━━━━━ EXTRACTED RECORDS ━━━━━

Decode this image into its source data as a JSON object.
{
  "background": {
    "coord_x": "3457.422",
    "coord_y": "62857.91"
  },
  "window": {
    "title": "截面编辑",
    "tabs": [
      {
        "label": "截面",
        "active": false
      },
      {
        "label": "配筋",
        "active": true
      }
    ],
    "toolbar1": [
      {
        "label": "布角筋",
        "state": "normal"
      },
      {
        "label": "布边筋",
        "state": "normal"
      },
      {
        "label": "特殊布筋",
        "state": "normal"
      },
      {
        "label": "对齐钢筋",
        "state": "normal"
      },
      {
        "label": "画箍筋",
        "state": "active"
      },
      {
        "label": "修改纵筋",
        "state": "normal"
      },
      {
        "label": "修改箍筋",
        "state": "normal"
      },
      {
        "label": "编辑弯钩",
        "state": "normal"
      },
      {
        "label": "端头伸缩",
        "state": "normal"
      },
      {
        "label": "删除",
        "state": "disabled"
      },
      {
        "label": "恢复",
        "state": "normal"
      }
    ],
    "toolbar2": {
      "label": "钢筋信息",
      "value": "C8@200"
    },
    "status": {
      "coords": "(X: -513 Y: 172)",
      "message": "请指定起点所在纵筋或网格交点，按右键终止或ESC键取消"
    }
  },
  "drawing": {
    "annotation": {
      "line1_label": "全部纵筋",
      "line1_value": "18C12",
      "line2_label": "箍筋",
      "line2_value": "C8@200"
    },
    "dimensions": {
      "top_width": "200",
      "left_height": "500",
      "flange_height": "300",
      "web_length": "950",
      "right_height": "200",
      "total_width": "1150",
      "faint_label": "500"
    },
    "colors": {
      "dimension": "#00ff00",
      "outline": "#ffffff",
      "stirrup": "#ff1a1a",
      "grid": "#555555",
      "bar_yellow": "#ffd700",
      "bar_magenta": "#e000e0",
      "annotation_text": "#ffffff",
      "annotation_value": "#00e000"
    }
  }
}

━━━━━

● **EXERCISE INSTRUCTIONS**: Search the entries for the word "ffffff", then list each line that holds it.

● **ANSWER**:
      "outline": "#ffffff",
      "annotation_text": "#ffffff",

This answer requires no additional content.